**The task**
Return nothing but the lines from the line containing "OCR this image." through the last line of the records, reproduced exactly.

**Dataset entries**
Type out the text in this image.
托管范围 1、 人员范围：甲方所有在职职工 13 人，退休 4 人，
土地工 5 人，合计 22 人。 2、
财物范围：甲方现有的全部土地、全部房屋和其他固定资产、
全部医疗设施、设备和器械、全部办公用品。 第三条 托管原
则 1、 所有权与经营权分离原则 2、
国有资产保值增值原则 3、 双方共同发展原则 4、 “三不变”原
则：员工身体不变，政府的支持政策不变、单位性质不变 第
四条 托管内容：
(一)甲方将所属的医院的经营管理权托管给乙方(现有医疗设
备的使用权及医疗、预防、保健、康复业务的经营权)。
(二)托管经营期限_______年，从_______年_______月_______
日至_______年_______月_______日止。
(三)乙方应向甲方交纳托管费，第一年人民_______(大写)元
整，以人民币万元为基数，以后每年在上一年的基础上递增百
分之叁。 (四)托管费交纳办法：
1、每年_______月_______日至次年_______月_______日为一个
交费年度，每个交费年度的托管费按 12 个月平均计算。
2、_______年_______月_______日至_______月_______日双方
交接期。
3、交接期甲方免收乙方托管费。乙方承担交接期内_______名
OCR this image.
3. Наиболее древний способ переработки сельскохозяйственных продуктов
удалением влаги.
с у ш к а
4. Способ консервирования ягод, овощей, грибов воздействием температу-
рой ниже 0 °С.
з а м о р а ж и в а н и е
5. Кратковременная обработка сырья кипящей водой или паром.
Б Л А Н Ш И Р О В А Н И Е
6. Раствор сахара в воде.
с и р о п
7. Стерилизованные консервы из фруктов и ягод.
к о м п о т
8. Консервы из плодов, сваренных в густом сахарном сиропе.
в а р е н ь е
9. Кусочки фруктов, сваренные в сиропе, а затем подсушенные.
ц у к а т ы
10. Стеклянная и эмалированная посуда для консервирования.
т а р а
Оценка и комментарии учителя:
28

**Result for this exercise**
OCR this image.
3. Наиболее древний способ переработки сельскохозяйственных продуктов
удалением влаги.
с у ш к а
4. Способ консервирования ягод, овощей, грибов воздействием температу-
рой ниже 0 °С.
з а м о р а ж и в а н и е
5. Кратковременная обработка сырья кипящей водой или паром.
Б Л А Н Ш И Р О В А Н И Е
6. Раствор сахара в воде.
с и р о п
7. Стерилизованные консервы из фруктов и ягод.
к о м п о т
8. Консервы из плодов, сваренных в густом сахарном сиропе.
в а р е н ь е
9. Кусочки фруктов, сваренные в сиропе, а затем подсушенные.
ц у к а т ы
10. Стеклянная и эмалированная посуда для консервирования.
т а р а
Оценка и комментарии учителя:
28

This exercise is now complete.